■ Entries provided ■
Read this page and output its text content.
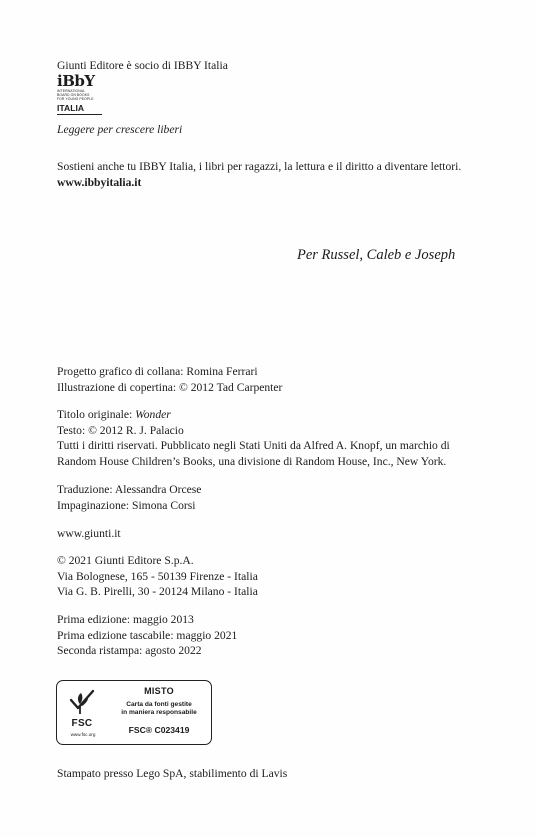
Giunti Editore è socio di IBBY Italia
iBbY
INTERNATIONAL
BOARD ON BOOKS
FOR YOUNG PEOPLE
ITALIA
Leggere per crescere liberi
Sostieni anche tu IBBY Italia, i libri per ragazzi, la lettura e il diritto a diventare lettori.
www.ibbyitalia.it
Per Russel, Caleb e Joseph
Progetto grafico di collana: Romina Ferrari
Illustrazione di copertina: © 2012 Tad Carpenter
Titolo originale: Wonder
Testo: © 2012 R. J. Palacio
Tutti i diritti riservati. Pubblicato negli Stati Uniti da Alfred A. Knopf, un marchio di
Random House Children’s Books, una divisione di Random House, Inc., New York.
Traduzione: Alessandra Orcese
Impaginazione: Simona Corsi
www.giunti.it
© 2021 Giunti Editore S.p.A.
Via Bolognese, 165 - 50139 Firenze - Italia
Via G. B. Pirelli, 30 - 20124 Milano - Italia
Prima edizione: maggio 2013
Prima edizione tascabile: maggio 2021
Seconda ristampa: agosto 2022
FSC
www.fsc.org
MISTO
Carta da fonti gestite
in maniera responsabile
FSC® C023419
Stampato presso Lego SpA, stabilimento di Lavis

■ Task to complete ■
In the lines above, locate the string "maggio". Copy every line where it occurs.

■ Response to this task ■
Prima edizione: maggio 2013
Prima edizione tascabile: maggio 2021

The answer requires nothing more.